What the task asks.
Set down all of the entries word for word, omitting the images they contain.
************
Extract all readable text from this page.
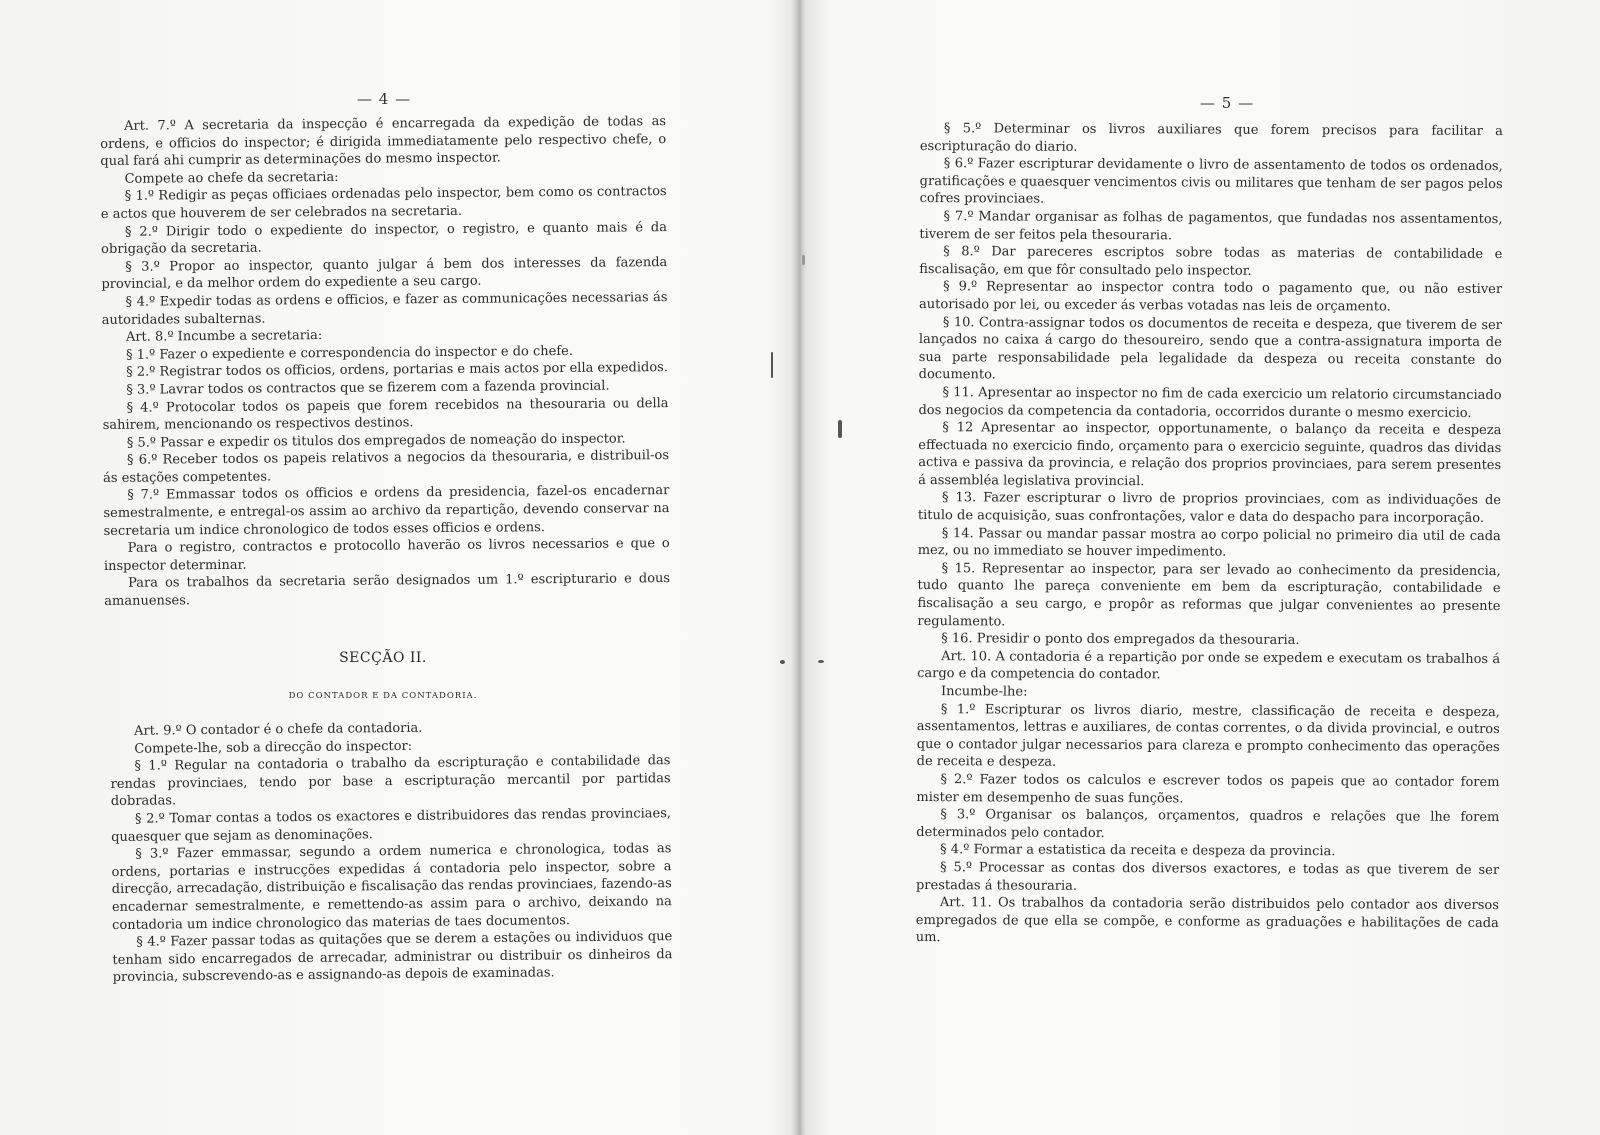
— 4 —

Art. 7.º A secretaria da inspecção é encarregada da expedição de todas as ordens, e officios do inspector; é dirigida immediatamente pelo respectivo chefe, o qual fará ahi cumprir as determinações do mesmo inspector.

Compete ao chefe da secretaria:

§ 1.º Redigir as peças officiaes ordenadas pelo inspector, bem como os contractos e actos que houverem de ser celebrados na secretaria.

§ 2.º Dirigir todo o expediente do inspector, o registro, e quanto mais é da obrigação da secretaria.

§ 3.º Propor ao inspector, quanto julgar á bem dos interesses da fazenda provincial, e da melhor ordem do expediente a seu cargo.

§ 4.º Expedir todas as ordens e officios, e fazer as communicações necessarias ás autoridades subalternas.

Art. 8.º Incumbe a secretaria:

§ 1.º Fazer o expediente e correspondencia do inspector e do chefe.

§ 2.º Registrar todos os officios, ordens, portarias e mais actos por ella expedidos.

§ 3.º Lavrar todos os contractos que se fizerem com a fazenda provincial.

§ 4.º Protocolar todos os papeis que forem recebidos na thesouraria ou della sahirem, mencionando os respectivos destinos.

§ 5.º Passar e expedir os titulos dos empregados de nomeação do inspector.

§ 6.º Receber todos os papeis relativos a negocios da thesouraria, e distribuil-os ás estações competentes.

§ 7.º Emmassar todos os officios e ordens da presidencia, fazel-os encadernar semestralmente, e entregal-os assim ao archivo da repartição, devendo conservar na secretaria um indice chronologico de todos esses officios e ordens.

Para o registro, contractos e protocollo haverão os livros necessarios e que o inspector determinar.

Para os trabalhos da secretaria serão designados um 1.º escripturario e dous amanuenses.

SECÇÃO II.
DO CONTADOR E DA CONTADORIA.

Art. 9.º O contador é o chefe da contadoria.

Compete-lhe, sob a direcção do inspector:

§ 1.º Regular na contadoria o trabalho da escripturação e contabilidade das rendas provinciaes, tendo por base a escripturação mercantil por partidas dobradas.

§ 2.º Tomar contas a todos os exactores e distribuidores das rendas provinciaes, quaesquer que sejam as denominações.

§ 3.º Fazer emmassar, segundo a ordem numerica e chronologica, todas as ordens, portarias e instrucções expedidas á contadoria pelo inspector, sobre a direcção, arrecadação, distribuição e fiscalisação das rendas provinciaes, fazendo-as encadernar semestralmente, e remettendo-as assim para o archivo, deixando na contadoria um indice chronologico das materias de taes documentos.

§ 4.º Fazer passar todas as quitações que se derem a estações ou individuos que tenham sido encarregados de arrecadar, administrar ou distribuir os dinheiros da provincia, subscrevendo-as e assignando-as depois de examinadas.

— 5 —

§ 5.º Determinar os livros auxiliares que forem precisos para facilitar a escripturação do diario.

§ 6.º Fazer escripturar devidamente o livro de assentamento de todos os ordenados, gratificações e quaesquer vencimentos civis ou militares que tenham de ser pagos pelos cofres provinciaes.

§ 7.º Mandar organisar as folhas de pagamentos, que fundadas nos assentamentos, tiverem de ser feitos pela thesouraria.

§ 8.º Dar pareceres escriptos sobre todas as materias de contabilidade e fiscalisação, em que fôr consultado pelo inspector.

§ 9.º Representar ao inspector contra todo o pagamento que, ou não estiver autorisado por lei, ou exceder ás verbas votadas nas leis de orçamento.

§ 10. Contra-assignar todos os documentos de receita e despeza, que tiverem de ser lançados no caixa á cargo do thesoureiro, sendo que a contra-assignatura importa de sua parte responsabilidade pela legalidade da despeza ou receita constante do documento.

§ 11. Apresentar ao inspector no fim de cada exercicio um relatorio circumstanciado dos negocios da competencia da contadoria, occorridos durante o mesmo exercicio.

§ 12 Apresentar ao inspector, opportunamente, o balanço da receita e despeza effectuada no exercicio findo, orçamento para o exercicio seguinte, quadros das dividas activa e passiva da provincia, e relação dos proprios provinciaes, para serem presentes á assembléa legislativa provincial.

§ 13. Fazer escripturar o livro de proprios provinciaes, com as individuações de titulo de acquisição, suas confrontações, valor e data do despacho para incorporação.

§ 14. Passar ou mandar passar mostra ao corpo policial no primeiro dia util de cada mez, ou no immediato se houver impedimento.

§ 15. Representar ao inspector, para ser levado ao conhecimento da presidencia, tudo quanto lhe pareça conveniente em bem da escripturação, contabilidade e fiscalisação a seu cargo, e propôr as reformas que julgar convenientes ao presente regulamento.

§ 16. Presidir o ponto dos empregados da thesouraria.

Art. 10. A contadoria é a repartição por onde se expedem e executam os trabalhos á cargo e da competencia do contador.

Incumbe-lhe:

§ 1.º Escripturar os livros diario, mestre, classificação de receita e despeza, assentamentos, lettras e auxiliares, de contas correntes, o da divida provincial, e outros que o contador julgar necessarios para clareza e prompto conhecimento das operações de receita e despeza.

§ 2.º Fazer todos os calculos e escrever todos os papeis que ao contador forem mister em desempenho de suas funções.

§ 3.º Organisar os balanços, orçamentos, quadros e relações que lhe forem determinados pelo contador.

§ 4.º Formar a estatistica da receita e despeza da provincia.

§ 5.º Processar as contas dos diversos exactores, e todas as que tiverem de ser prestadas á thesouraria.

Art. 11. Os trabalhos da contadoria serão distribuidos pelo contador aos diversos empregados de que ella se compõe, e conforme as graduações e habilitações de cada um.
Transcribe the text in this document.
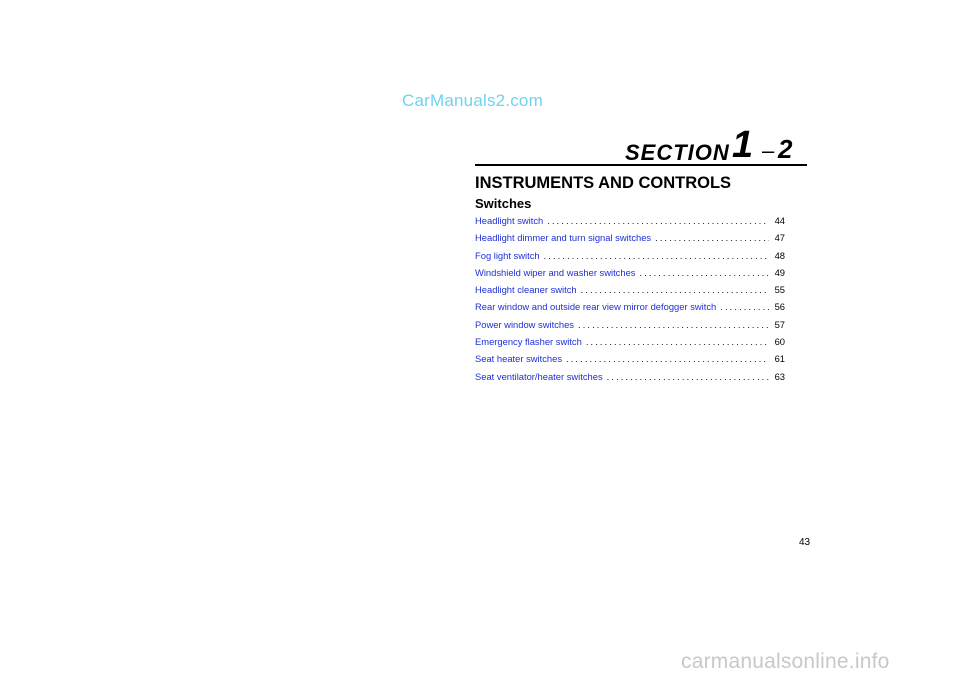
CarManuals2.com
SECTION 1 – 2
INSTRUMENTS AND CONTROLS
Switches
Headlight switch .....	44
Headlight dimmer and turn signal switches .....	47
Fog light switch .....	48
Windshield wiper and washer switches .....	49
Headlight cleaner switch .....	55
Rear window and outside rear view mirror defogger switch .....	56
Power window switches .....	57
Emergency flasher switch .....	60
Seat heater switches .....	61
Seat ventilator/heater switches .....	63
43
carmanualsonline.info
************
Correct response.
Extract all readable text from this page.
— 4 —

Art. 7.º A secretaria da inspecção é encarregada da expedição de todas as ordens, e officios do inspector; é dirigida immediatamente pelo respectivo chefe, o qual fará ahi cumprir as determinações do mesmo inspector.

Compete ao chefe da secretaria:

§ 1.º Redigir as peças officiaes ordenadas pelo inspector, bem como os contractos e actos que houverem de ser celebrados na secretaria.

§ 2.º Dirigir todo o expediente do inspector, o registro, e quanto mais é da obrigação da secretaria.

§ 3.º Propor ao inspector, quanto julgar á bem dos interesses da fazenda provincial, e da melhor ordem do expediente a seu cargo.

§ 4.º Expedir todas as ordens e officios, e fazer as communicações necessarias ás autoridades subalternas.

Art. 8.º Incumbe a secretaria:

§ 1.º Fazer o expediente e correspondencia do inspector e do chefe.

§ 2.º Registrar todos os officios, ordens, portarias e mais actos por ella expedidos.

§ 3.º Lavrar todos os contractos que se fizerem com a fazenda provincial.

§ 4.º Protocolar todos os papeis que forem recebidos na thesouraria ou della sahirem, mencionando os respectivos destinos.

§ 5.º Passar e expedir os titulos dos empregados de nomeação do inspector.

§ 6.º Receber todos os papeis relativos a negocios da thesouraria, e distribuil-os ás estações competentes.

§ 7.º Emmassar todos os officios e ordens da presidencia, fazel-os encadernar semestralmente, e entregal-os assim ao archivo da repartição, devendo conservar na secretaria um indice chronologico de todos esses officios e ordens.

Para o registro, contractos e protocollo haverão os livros necessarios e que o inspector determinar.

Para os trabalhos da secretaria serão designados um 1.º escripturario e dous amanuenses.

SECÇÃO II.
DO CONTADOR E DA CONTADORIA.

Art. 9.º O contador é o chefe da contadoria.

Compete-lhe, sob a direcção do inspector:

§ 1.º Regular na contadoria o trabalho da escripturação e contabilidade das rendas provinciaes, tendo por base a escripturação mercantil por partidas dobradas.

§ 2.º Tomar contas a todos os exactores e distribuidores das rendas provinciaes, quaesquer que sejam as denominações.

§ 3.º Fazer emmassar, segundo a ordem numerica e chronologica, todas as ordens, portarias e instrucções expedidas á contadoria pelo inspector, sobre a direcção, arrecadação, distribuição e fiscalisação das rendas provinciaes, fazendo-as encadernar semestralmente, e remettendo-as assim para o archivo, deixando na contadoria um indice chronologico das materias de taes documentos.

§ 4.º Fazer passar todas as quitações que se derem a estações ou individuos que tenham sido encarregados de arrecadar, administrar ou distribuir os dinheiros da provincia, subscrevendo-as e assignando-as depois de examinadas.

— 5 —

§ 5.º Determinar os livros auxiliares que forem precisos para facilitar a escripturação do diario.

§ 6.º Fazer escripturar devidamente o livro de assentamento de todos os ordenados, gratificações e quaesquer vencimentos civis ou militares que tenham de ser pagos pelos cofres provinciaes.

§ 7.º Mandar organisar as folhas de pagamentos, que fundadas nos assentamentos, tiverem de ser feitos pela thesouraria.

§ 8.º Dar pareceres escriptos sobre todas as materias de contabilidade e fiscalisação, em que fôr consultado pelo inspector.

§ 9.º Representar ao inspector contra todo o pagamento que, ou não estiver autorisado por lei, ou exceder ás verbas votadas nas leis de orçamento.

§ 10. Contra-assignar todos os documentos de receita e despeza, que tiverem de ser lançados no caixa á cargo do thesoureiro, sendo que a contra-assignatura importa de sua parte responsabilidade pela legalidade da despeza ou receita constante do documento.

§ 11. Apresentar ao inspector no fim de cada exercicio um relatorio circumstanciado dos negocios da competencia da contadoria, occorridos durante o mesmo exercicio.

§ 12 Apresentar ao inspector, opportunamente, o balanço da receita e despeza effectuada no exercicio findo, orçamento para o exercicio seguinte, quadros das dividas activa e passiva da provincia, e relação dos proprios provinciaes, para serem presentes á assembléa legislativa provincial.

§ 13. Fazer escripturar o livro de proprios provinciaes, com as individuações de titulo de acquisição, suas confrontações, valor e data do despacho para incorporação.

§ 14. Passar ou mandar passar mostra ao corpo policial no primeiro dia util de cada mez, ou no immediato se houver impedimento.

§ 15. Representar ao inspector, para ser levado ao conhecimento da presidencia, tudo quanto lhe pareça conveniente em bem da escripturação, contabilidade e fiscalisação a seu cargo, e propôr as reformas que julgar convenientes ao presente regulamento.

§ 16. Presidir o ponto dos empregados da thesouraria.

Art. 10. A contadoria é a repartição por onde se expedem e executam os trabalhos á cargo e da competencia do contador.

Incumbe-lhe:

§ 1.º Escripturar os livros diario, mestre, classificação de receita e despeza, assentamentos, lettras e auxiliares, de contas correntes, o da divida provincial, e outros que o contador julgar necessarios para clareza e prompto conhecimento das operações de receita e despeza.

§ 2.º Fazer todos os calculos e escrever todos os papeis que ao contador forem mister em desempenho de suas funções.

§ 3.º Organisar os balanços, orçamentos, quadros e relações que lhe forem determinados pelo contador.

§ 4.º Formar a estatistica da receita e despeza da provincia.

§ 5.º Processar as contas dos diversos exactores, e todas as que tiverem de ser prestadas á thesouraria.

Art. 11. Os trabalhos da contadoria serão distribuidos pelo contador aos diversos empregados de que ella se compõe, e conforme as graduações e habilitações de cada um.
Transcribe the text in this document.
CarManuals2.com
SECTION 1 – 2
INSTRUMENTS AND CONTROLS
Switches
Headlight switch .....	44
Headlight dimmer and turn signal switches .....	47
Fog light switch .....	48
Windshield wiper and washer switches .....	49
Headlight cleaner switch .....	55
Rear window and outside rear view mirror defogger switch .....	56
Power window switches .....	57
Emergency flasher switch .....	60
Seat heater switches .....	61
Seat ventilator/heater switches .....	63
43
carmanualsonline.info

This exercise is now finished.